AIM –
Give every entry again, unchanged, and leave its images out.

STORED ROWS –
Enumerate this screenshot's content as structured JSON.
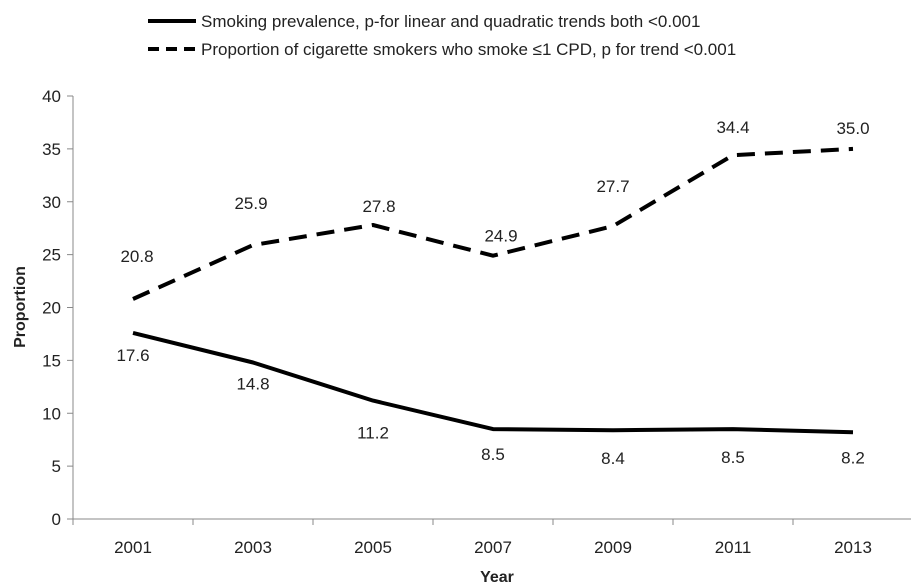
{
  "chart_data": {
    "type": "line",
    "title": "",
    "xlabel": "Year",
    "ylabel": "Proportion",
    "categories": [
      "2001",
      "2003",
      "2005",
      "2007",
      "2009",
      "2011",
      "2013"
    ],
    "ylim": [
      0,
      40
    ],
    "yticks": [
      "0",
      "5",
      "10",
      "15",
      "20",
      "25",
      "30",
      "35",
      "40"
    ],
    "grid": false,
    "legend_position": "top",
    "series": [
      {
        "name": "Smoking prevalence, p-for linear and quadratic trends both <0.001",
        "style": "solid",
        "color": "#000000",
        "values": [
          17.6,
          14.8,
          11.2,
          8.5,
          8.4,
          8.5,
          8.2
        ],
        "labels": [
          "17.6",
          "14.8",
          "11.2",
          "8.5",
          "8.4",
          "8.5",
          "8.2"
        ]
      },
      {
        "name": "Proportion of cigarette smokers who smoke ≤1 CPD, p for trend <0.001",
        "style": "dashed",
        "color": "#000000",
        "values": [
          20.8,
          25.9,
          27.8,
          24.9,
          27.7,
          34.4,
          35.0
        ],
        "labels": [
          "20.8",
          "25.9",
          "27.8",
          "24.9",
          "27.7",
          "34.4",
          "35.0"
        ]
      }
    ]
  }
}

FINISHED ANSWER –
Enumerate this screenshot's content as structured JSON.
{
  "chart_data": {
    "type": "line",
    "title": "",
    "xlabel": "Year",
    "ylabel": "Proportion",
    "categories": [
      "2001",
      "2003",
      "2005",
      "2007",
      "2009",
      "2011",
      "2013"
    ],
    "ylim": [
      0,
      40
    ],
    "yticks": [
      "0",
      "5",
      "10",
      "15",
      "20",
      "25",
      "30",
      "35",
      "40"
    ],
    "grid": false,
    "legend_position": "top",
    "series": [
      {
        "name": "Smoking prevalence, p-for linear and quadratic trends both <0.001",
        "style": "solid",
        "color": "#000000",
        "values": [
          17.6,
          14.8,
          11.2,
          8.5,
          8.4,
          8.5,
          8.2
        ],
        "labels": [
          "17.6",
          "14.8",
          "11.2",
          "8.5",
          "8.4",
          "8.5",
          "8.2"
        ]
      },
      {
        "name": "Proportion of cigarette smokers who smoke ≤1 CPD, p for trend <0.001",
        "style": "dashed",
        "color": "#000000",
        "values": [
          20.8,
          25.9,
          27.8,
          24.9,
          27.7,
          34.4,
          35.0
        ],
        "labels": [
          "20.8",
          "25.9",
          "27.8",
          "24.9",
          "27.7",
          "34.4",
          "35.0"
        ]
      }
    ]
  }
}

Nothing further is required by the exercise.